** start **

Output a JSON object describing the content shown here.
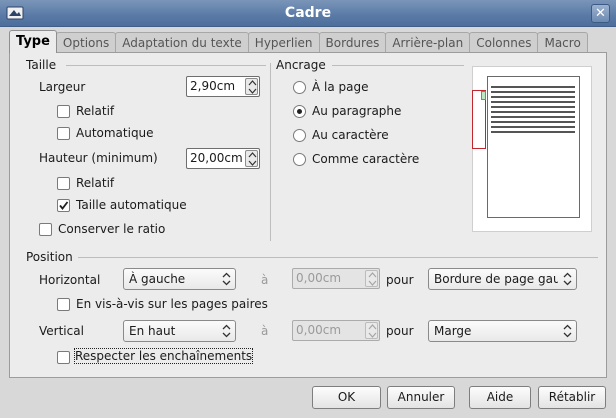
{
  "window": {
    "title": "Cadre"
  },
  "tabs": [
    {
      "label": "Type",
      "active": true
    },
    {
      "label": "Options"
    },
    {
      "label": "Adaptation du texte"
    },
    {
      "label": "Hyperlien"
    },
    {
      "label": "Bordures"
    },
    {
      "label": "Arrière-plan"
    },
    {
      "label": "Colonnes"
    },
    {
      "label": "Macro"
    }
  ],
  "size": {
    "title": "Taille",
    "width": {
      "label": "Largeur",
      "value": "2,90cm",
      "relative_label": "Relatif",
      "relative_checked": false,
      "auto_label": "Automatique",
      "auto_checked": false
    },
    "height": {
      "label": "Hauteur (minimum)",
      "value": "20,00cm",
      "relative_label": "Relatif",
      "relative_checked": false,
      "auto_label": "Taille automatique",
      "auto_checked": true
    },
    "keep_ratio_label": "Conserver le ratio",
    "keep_ratio_checked": false
  },
  "anchor": {
    "title": "Ancrage",
    "options": [
      {
        "label": "À la page",
        "selected": false
      },
      {
        "label": "Au paragraphe",
        "selected": true
      },
      {
        "label": "Au caractère",
        "selected": false
      },
      {
        "label": "Comme caractère",
        "selected": false
      }
    ]
  },
  "position": {
    "title": "Position",
    "horizontal": {
      "label": "Horizontal",
      "value": "À gauche",
      "at_label": "à",
      "offset": "0,00cm",
      "to_label": "pour",
      "to_value": "Bordure de page gauche"
    },
    "mirror_label": "En vis-à-vis sur les pages paires",
    "mirror_checked": false,
    "vertical": {
      "label": "Vertical",
      "value": "En haut",
      "at_label": "à",
      "offset": "0,00cm",
      "to_label": "pour",
      "to_value": "Marge"
    },
    "follow_flow_label": "Respecter les enchaînements",
    "follow_flow_checked": false
  },
  "buttons": {
    "ok": "OK",
    "cancel": "Annuler",
    "help": "Aide",
    "reset": "Rétablir"
  },
  "colors": {
    "titlebar": "#5a7aa6",
    "frame_outline": "#c0262c",
    "frame_handle": "#3cb043"
  }
}
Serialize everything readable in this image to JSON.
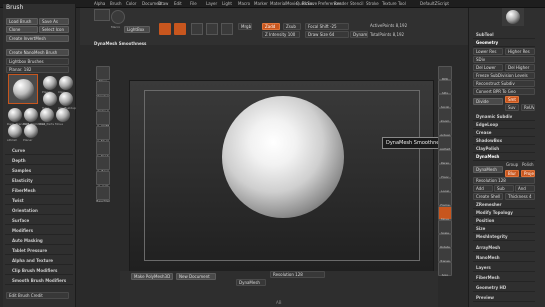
{
  "menu": [
    "Alpha",
    "Brush",
    "Color",
    "Document",
    "Draw",
    "Edit",
    "File",
    "Layer",
    "Light",
    "Macro",
    "Marker",
    "Material",
    "Movie",
    "Picker",
    "Preferences",
    "Render",
    "Stencil",
    "Stroke",
    "Texture",
    "Tool"
  ],
  "menu_right": "QuickSave",
  "menu_right2": "DefaultZScript",
  "brush_panel": {
    "title": "Brush",
    "load": "Load Brush",
    "save": "Save As",
    "clone": "Clone",
    "select_icon": "Select Icon",
    "create_inv": "Create InvertMesh",
    "create_nano": "Create NanoMesh Brush",
    "lightbox": "Lightbox Brushes",
    "brush_name": "Planar. 182",
    "thumbs": [
      {
        "label": "Planar"
      },
      {
        "label": "Clay"
      },
      {
        "label": "Tube"
      },
      {
        "label": "ClayBuildup"
      },
      {
        "label": "Dam_Standard"
      },
      {
        "label": "IMM_Primitives"
      },
      {
        "label": "IMM_Parts"
      },
      {
        "label": "Move"
      },
      {
        "label": "sPolish"
      },
      {
        "label": "Planar"
      }
    ],
    "sections": [
      "Curve",
      "Depth",
      "Samples",
      "Elasticity",
      "FiberMesh",
      "Twist",
      "Orientation",
      "Surface",
      "Modifiers",
      "Auto Masking",
      "Tablet Pressure",
      "Alpha and Texture",
      "Clip Brush Modifiers",
      "Smooth Brush Modifiers"
    ],
    "edit_credit": "Edit Brush Credit"
  },
  "toolbar": {
    "menu_lbl": "Menu",
    "macro": "Macro",
    "lightbox": "LightBox",
    "zadd": "Zadd",
    "zsub": "Zsub",
    "rgb_intensity": "Z Intensity 100",
    "draw_size": "Draw Size 64",
    "focal_shift": "Focal Shift -25",
    "dynamic": "Dynamic",
    "active_points": "ActivePoints 8,192",
    "total_points": "TotalPoints 8,192",
    "mrgb": "Mrgb",
    "rgb": "Rgb",
    "m": "M",
    "edit": "Edit",
    "draw": "Draw",
    "move": "Move",
    "scale": "Scale",
    "rotate": "Rotate"
  },
  "canvas_title": "DynaMesh Smoothness",
  "left_tools": [
    {
      "label": "Move"
    },
    {
      "label": "Standard"
    },
    {
      "label": "Alpha 2"
    },
    {
      "label": "sL_NoBF"
    },
    {
      "label": "sL_FX_CL"
    },
    {
      "label": "sL_Ready"
    },
    {
      "label": "sL_Basic"
    },
    {
      "label": "sL_GrO"
    },
    {
      "label": "BasicMat"
    }
  ],
  "tooltip": "DynaMesh Smoothness",
  "right_tools": [
    {
      "label": "BPR"
    },
    {
      "label": "SPix"
    },
    {
      "label": "Scroll"
    },
    {
      "label": "Zoom"
    },
    {
      "label": "Actual"
    },
    {
      "label": "AAHalf"
    },
    {
      "label": "Persp"
    },
    {
      "label": "Floor"
    },
    {
      "label": "Local"
    },
    {
      "label": "Frame"
    },
    {
      "label": "Move"
    },
    {
      "label": "Scale"
    },
    {
      "label": "Rotate"
    },
    {
      "label": "Transp"
    },
    {
      "label": "Solo"
    }
  ],
  "bottom": {
    "make": "Make PolyMesh3D",
    "new_doc": "New Document",
    "dynamesh": "DynaMesh",
    "resolution": "Resolution 128",
    "ab": "AB"
  },
  "subtool": {
    "title": "SubTool",
    "geometry": "Geometry",
    "lower_res": "Lower Res",
    "higher_res": "Higher Res",
    "sdiv": "SDiv",
    "del_lower": "Del Lower",
    "del_higher": "Del Higher",
    "freeze": "Freeze SubDivision Levels",
    "reconstruct": "Reconstruct Subdiv",
    "convert": "Convert BPR To Geo",
    "divide": "Divide",
    "smt": "Smt",
    "suv": "Suv",
    "reuv": "ReUV",
    "dynamic_subdiv": "Dynamic Subdiv",
    "edgeloop": "EdgeLoop",
    "crease": "Crease",
    "shadowbox": "ShadowBox",
    "claypolish": "ClayPolish",
    "dynamesh": "DynaMesh",
    "group": "Group",
    "polish": "Polish",
    "dynamesh_btn": "DynaMesh",
    "blur": "Blur",
    "project": "Project",
    "resolution": "Resolution 128",
    "add": "Add",
    "sub": "Sub",
    "and": "And",
    "create_shell": "Create Shell",
    "thickness": "Thickness 4",
    "zremesher": "ZRemesher",
    "modify_topology": "Modify Topology",
    "position": "Position",
    "size": "Size",
    "meshintegrity": "MeshIntegrity"
  },
  "right_sections": [
    "ArrayMesh",
    "NanoMesh",
    "Layers",
    "FiberMesh",
    "Geometry HD",
    "Preview"
  ]
}
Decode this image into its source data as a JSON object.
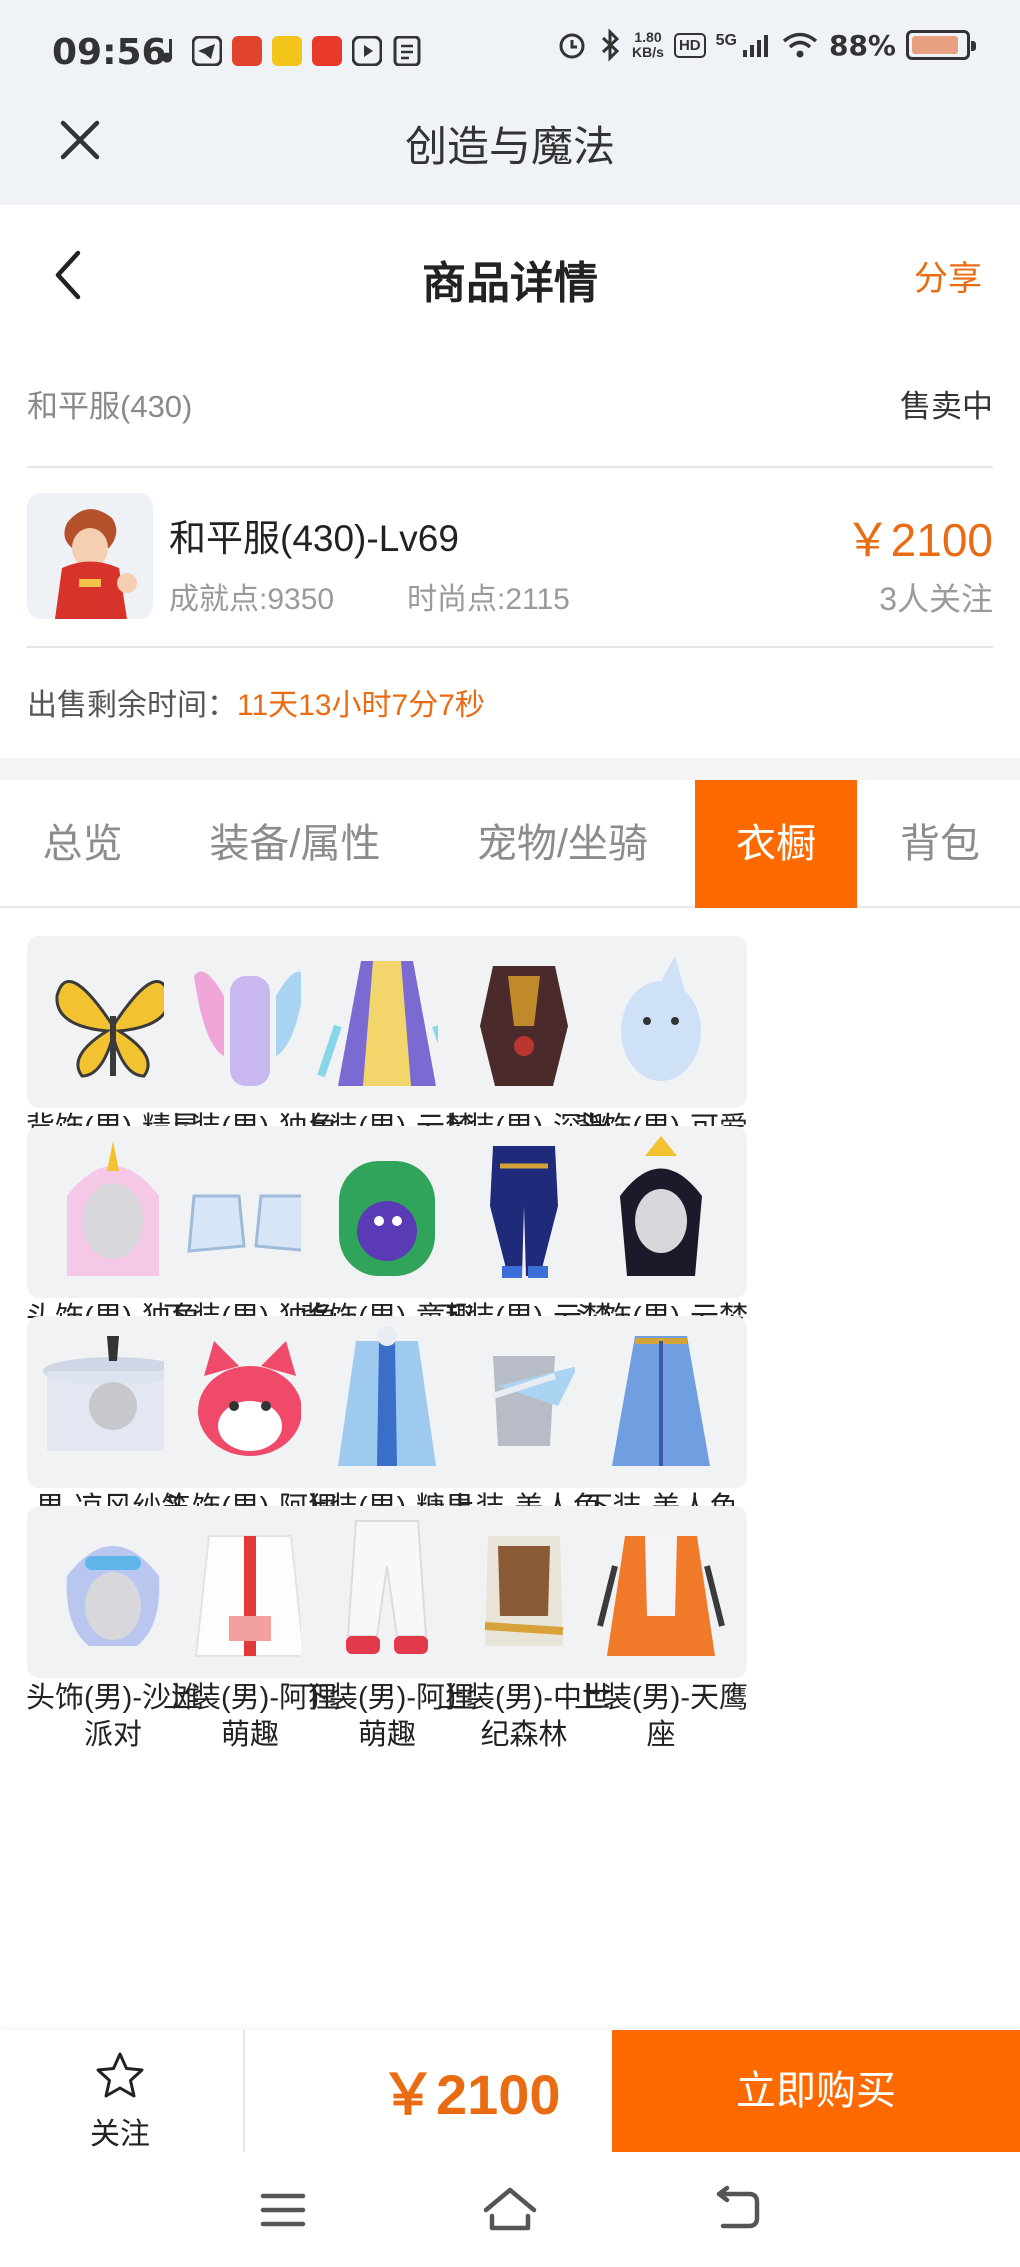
{
  "status_bar": {
    "time": "09:56",
    "net_speed_value": "1.80",
    "net_speed_unit": "KB/s",
    "hd": "HD",
    "network": "5G",
    "battery": "88%",
    "battery_level": 0.88
  },
  "app_header": {
    "title": "创造与魔法"
  },
  "page_header": {
    "title": "商品详情",
    "share": "分享"
  },
  "product": {
    "server": "和平服(430)",
    "status": "售卖中",
    "name": "和平服(430)-Lv69",
    "achievement": "成就点:9350",
    "fashion": "时尚点:2115",
    "price": "￥2100",
    "followers": "3人关注",
    "remaining_label": "出售剩余时间：",
    "remaining_time": "11天13小时7分7秒"
  },
  "tabs": [
    "总览",
    "装备/属性",
    "宠物/坐骑",
    "衣橱",
    "背包"
  ],
  "active_tab": "衣橱",
  "wardrobe": [
    {
      "label": "背饰(男)-精灵翅膀",
      "icon": "butterfly-wings-icon"
    },
    {
      "label": "上装(男)-独角兽",
      "icon": "unicorn-top-icon"
    },
    {
      "label": "上装(男)-云梦春华",
      "icon": "robe-icon"
    },
    {
      "label": "上装(男)-深渊盔甲",
      "icon": "armor-icon"
    },
    {
      "label": "背饰(男)-可爱鲨鱼",
      "icon": "shark-icon"
    },
    {
      "label": "头饰(男)-独角兽",
      "icon": "unicorn-hood-icon"
    },
    {
      "label": "下装(男)-独角兽",
      "icon": "boots-icon"
    },
    {
      "label": "背饰(男)-童趣书包",
      "icon": "backpack-icon"
    },
    {
      "label": "下装(男)-云梦春华",
      "icon": "pants-icon"
    },
    {
      "label": "头饰(男)-云梦春华",
      "icon": "hairpiece-icon"
    },
    {
      "label": "男-凉风纱笠",
      "icon": "veil-hat-icon"
    },
    {
      "label": "头饰(男)-阿狸",
      "icon": "fox-head-icon"
    },
    {
      "label": "上装(男)-糖果王子",
      "icon": "prince-coat-icon"
    },
    {
      "label": "上装-美人鱼上装",
      "icon": "mermaid-top-icon"
    },
    {
      "label": "下装-美人鱼下装",
      "icon": "mermaid-skirt-icon"
    },
    {
      "label": "头饰(男)-沙滩派对",
      "icon": "beach-hair-icon"
    },
    {
      "label": "上装(男)-阿狸萌趣",
      "icon": "fox-jacket-icon"
    },
    {
      "label": "下装(男)-阿狸萌趣",
      "icon": "white-pants-icon"
    },
    {
      "label": "上装(男)-中世纪森林",
      "icon": "medieval-top-icon"
    },
    {
      "label": "上装(男)-天鹰座",
      "icon": "eagle-top-icon"
    }
  ],
  "bottom_bar": {
    "follow": "关注",
    "price": "￥2100",
    "buy": "立即购买"
  },
  "colors": {
    "accent": "#ff6a00",
    "price": "#ea6c12"
  }
}
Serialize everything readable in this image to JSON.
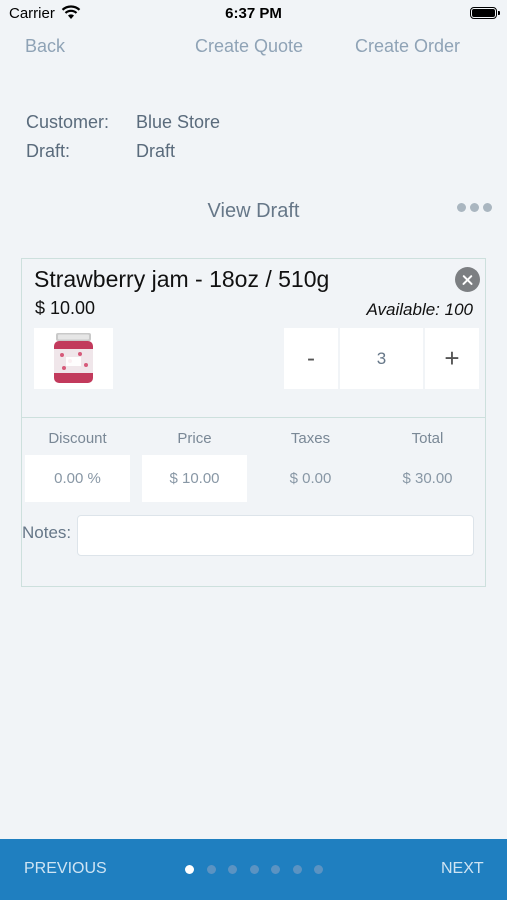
{
  "status_bar": {
    "carrier": "Carrier",
    "time": "6:37 PM"
  },
  "nav": {
    "back": "Back",
    "create_quote": "Create Quote",
    "create_order": "Create Order"
  },
  "info": {
    "customer_label": "Customer:",
    "customer_value": "Blue Store",
    "draft_label": "Draft:",
    "draft_value": "Draft"
  },
  "view_title": "View Draft",
  "item": {
    "title": "Strawberry jam - 18oz / 510g",
    "price": "$ 10.00",
    "available": "Available: 100",
    "quantity": "3",
    "minus": "-",
    "plus": "+"
  },
  "columns": {
    "discount": "Discount",
    "price": "Price",
    "taxes": "Taxes",
    "total": "Total"
  },
  "values": {
    "discount": "0.00 %",
    "price": "$ 10.00",
    "taxes": "$ 0.00",
    "total": "$ 30.00"
  },
  "notes": {
    "label": "Notes:",
    "value": ""
  },
  "bottom": {
    "previous": "PREVIOUS",
    "next": "NEXT",
    "page_count": 7,
    "current_page": 1
  },
  "colors": {
    "accent": "#1f7fc0",
    "background": "#f1f4f7"
  }
}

** end **

• **Work to be completed**
Make a copy of each line that contains the string "JSON".

• **Written solution**
Output a JSON object describing the content shown here.
Serialize everything readable in this image to JSON.
Decode this image into its source data as a JSON object.
Serialize everything readable in this image to JSON.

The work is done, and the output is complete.